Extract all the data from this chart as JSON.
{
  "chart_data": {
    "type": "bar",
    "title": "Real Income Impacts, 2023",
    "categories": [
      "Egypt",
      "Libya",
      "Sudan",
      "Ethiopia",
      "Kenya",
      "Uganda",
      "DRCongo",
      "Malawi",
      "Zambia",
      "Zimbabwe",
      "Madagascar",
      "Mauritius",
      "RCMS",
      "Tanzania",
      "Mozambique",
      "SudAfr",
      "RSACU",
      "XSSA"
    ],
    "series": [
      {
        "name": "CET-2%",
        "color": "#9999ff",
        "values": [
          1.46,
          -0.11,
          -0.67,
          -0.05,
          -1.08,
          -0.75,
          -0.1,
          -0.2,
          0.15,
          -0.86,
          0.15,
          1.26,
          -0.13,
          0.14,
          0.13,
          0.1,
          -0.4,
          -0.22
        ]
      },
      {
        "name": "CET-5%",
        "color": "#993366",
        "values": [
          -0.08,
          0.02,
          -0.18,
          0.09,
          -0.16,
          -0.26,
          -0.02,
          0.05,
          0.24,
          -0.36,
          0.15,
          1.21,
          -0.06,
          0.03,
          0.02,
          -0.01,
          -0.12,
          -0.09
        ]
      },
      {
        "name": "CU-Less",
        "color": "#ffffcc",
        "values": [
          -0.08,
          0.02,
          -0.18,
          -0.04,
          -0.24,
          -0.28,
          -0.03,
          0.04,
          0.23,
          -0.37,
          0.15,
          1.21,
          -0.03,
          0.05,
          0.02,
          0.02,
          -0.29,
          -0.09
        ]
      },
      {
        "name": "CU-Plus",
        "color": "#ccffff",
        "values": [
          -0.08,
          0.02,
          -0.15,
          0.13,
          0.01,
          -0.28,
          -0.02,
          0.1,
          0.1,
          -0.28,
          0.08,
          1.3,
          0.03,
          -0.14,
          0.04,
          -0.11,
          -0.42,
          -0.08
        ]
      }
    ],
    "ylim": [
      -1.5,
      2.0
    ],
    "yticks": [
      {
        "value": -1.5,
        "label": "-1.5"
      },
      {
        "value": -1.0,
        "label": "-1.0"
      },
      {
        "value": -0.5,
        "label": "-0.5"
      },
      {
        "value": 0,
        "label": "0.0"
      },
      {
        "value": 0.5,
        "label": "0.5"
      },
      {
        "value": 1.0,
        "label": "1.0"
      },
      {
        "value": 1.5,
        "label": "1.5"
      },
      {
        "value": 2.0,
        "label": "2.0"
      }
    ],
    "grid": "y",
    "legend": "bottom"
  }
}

Written request:
Find the word "label" in the material, then list each line that holds it.

Correct answer:
        "label": "-1.5"
        "label": "-1.0"
        "label": "-0.5"
        "label": "0.0"
        "label": "0.5"
        "label": "1.0"
        "label": "1.5"
        "label": "2.0"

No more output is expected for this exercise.